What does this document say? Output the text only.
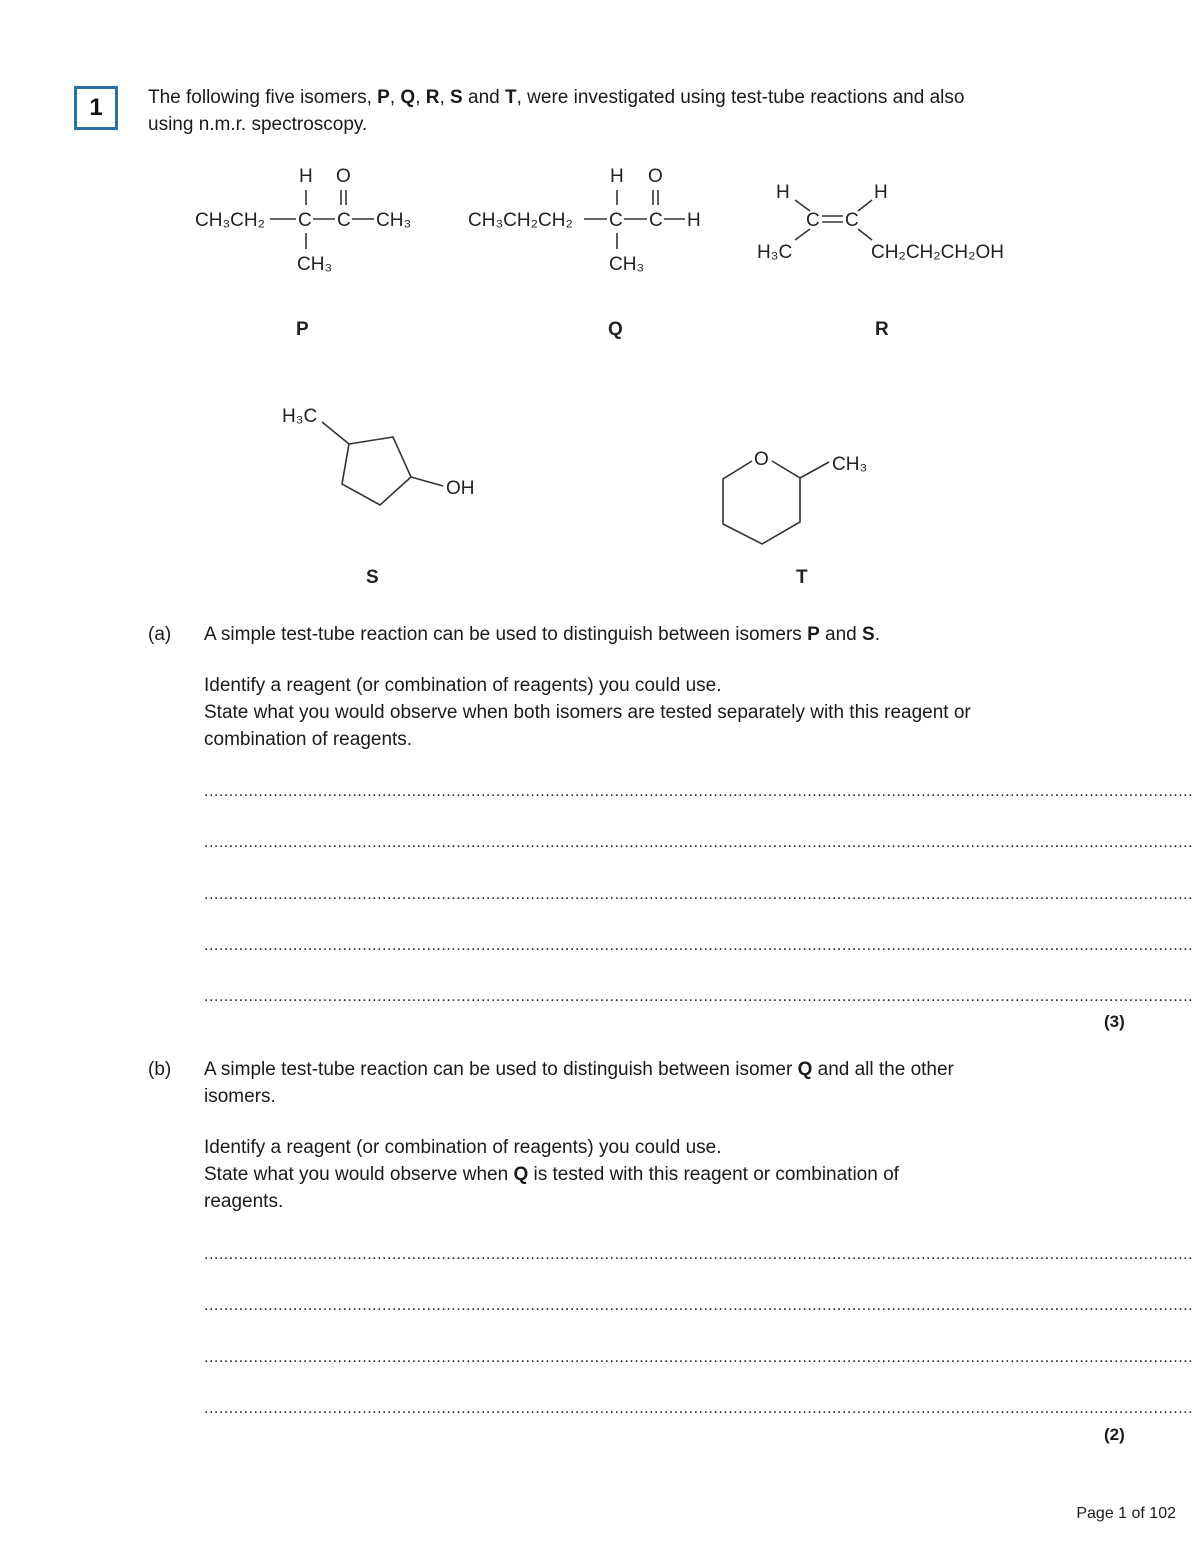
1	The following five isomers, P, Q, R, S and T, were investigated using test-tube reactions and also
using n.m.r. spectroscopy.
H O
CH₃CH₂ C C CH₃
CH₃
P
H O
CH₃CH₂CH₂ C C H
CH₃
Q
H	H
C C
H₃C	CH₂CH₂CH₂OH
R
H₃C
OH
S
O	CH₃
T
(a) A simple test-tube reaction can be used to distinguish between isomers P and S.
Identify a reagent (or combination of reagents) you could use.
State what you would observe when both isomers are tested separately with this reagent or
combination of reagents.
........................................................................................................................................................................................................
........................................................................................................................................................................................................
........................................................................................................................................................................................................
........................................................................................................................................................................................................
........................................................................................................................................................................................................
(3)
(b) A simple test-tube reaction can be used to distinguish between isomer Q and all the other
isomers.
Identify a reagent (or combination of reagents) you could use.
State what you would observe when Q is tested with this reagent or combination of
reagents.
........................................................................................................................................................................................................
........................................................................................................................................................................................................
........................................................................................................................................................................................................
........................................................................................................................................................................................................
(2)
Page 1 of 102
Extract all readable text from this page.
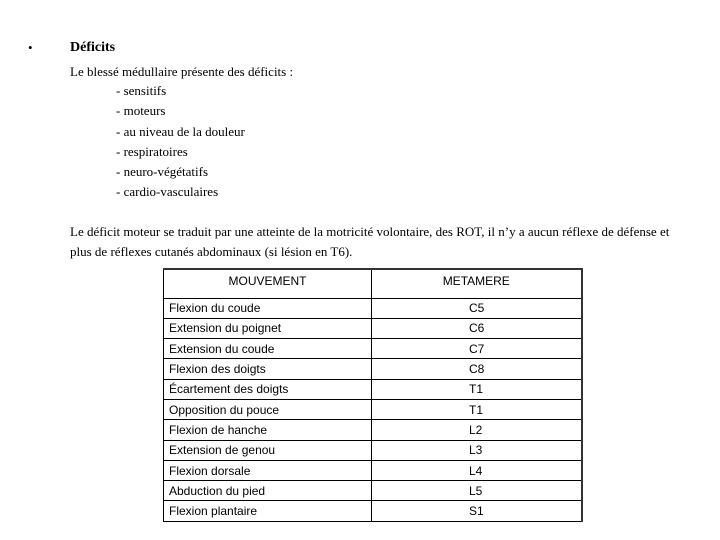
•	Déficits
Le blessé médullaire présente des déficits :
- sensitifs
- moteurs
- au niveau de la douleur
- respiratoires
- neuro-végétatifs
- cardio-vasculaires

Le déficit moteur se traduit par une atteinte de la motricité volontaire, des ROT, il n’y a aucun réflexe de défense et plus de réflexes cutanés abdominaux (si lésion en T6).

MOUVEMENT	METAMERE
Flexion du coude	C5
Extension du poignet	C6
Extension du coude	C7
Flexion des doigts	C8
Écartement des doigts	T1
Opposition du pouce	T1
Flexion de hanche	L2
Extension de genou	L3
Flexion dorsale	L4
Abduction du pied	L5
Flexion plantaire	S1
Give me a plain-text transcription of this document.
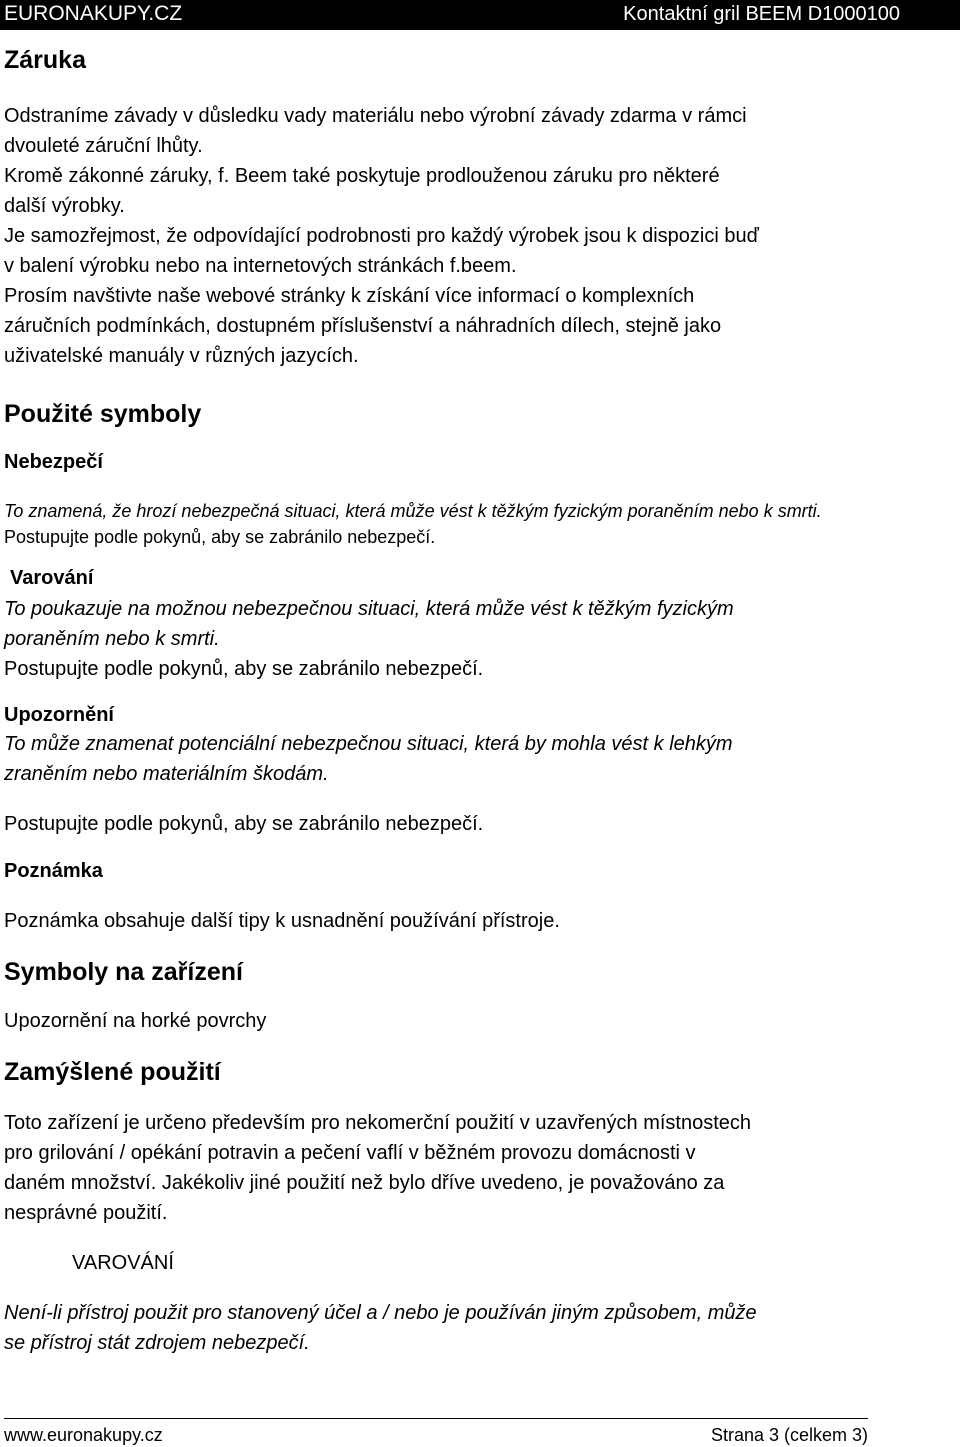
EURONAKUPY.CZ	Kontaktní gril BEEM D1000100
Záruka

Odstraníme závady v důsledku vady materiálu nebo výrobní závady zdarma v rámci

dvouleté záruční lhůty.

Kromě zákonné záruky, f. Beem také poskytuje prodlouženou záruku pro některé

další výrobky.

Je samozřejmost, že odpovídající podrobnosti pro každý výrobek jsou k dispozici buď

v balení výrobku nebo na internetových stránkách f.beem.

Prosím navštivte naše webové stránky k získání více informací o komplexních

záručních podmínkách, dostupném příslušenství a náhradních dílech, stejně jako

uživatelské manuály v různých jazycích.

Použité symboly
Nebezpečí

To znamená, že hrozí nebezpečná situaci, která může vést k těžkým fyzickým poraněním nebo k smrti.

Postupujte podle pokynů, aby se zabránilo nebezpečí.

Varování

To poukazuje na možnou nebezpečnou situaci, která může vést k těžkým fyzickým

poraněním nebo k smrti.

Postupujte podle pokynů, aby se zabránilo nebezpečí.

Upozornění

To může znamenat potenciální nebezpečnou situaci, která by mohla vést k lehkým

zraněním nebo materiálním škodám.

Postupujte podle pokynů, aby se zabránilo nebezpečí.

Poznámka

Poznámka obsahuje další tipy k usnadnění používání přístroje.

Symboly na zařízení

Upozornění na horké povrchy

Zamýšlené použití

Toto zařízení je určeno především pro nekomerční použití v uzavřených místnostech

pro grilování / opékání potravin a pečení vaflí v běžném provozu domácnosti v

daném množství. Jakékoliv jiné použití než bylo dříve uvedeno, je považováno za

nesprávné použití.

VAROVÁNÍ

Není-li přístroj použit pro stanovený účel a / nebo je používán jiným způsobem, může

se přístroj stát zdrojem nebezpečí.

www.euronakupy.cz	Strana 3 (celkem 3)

> Exercise: Look through the entries above; copy every line holding the string "Extension".

> Full solution:
Extension du poignet	C6
Extension du coude	C7
Extension de genou	L3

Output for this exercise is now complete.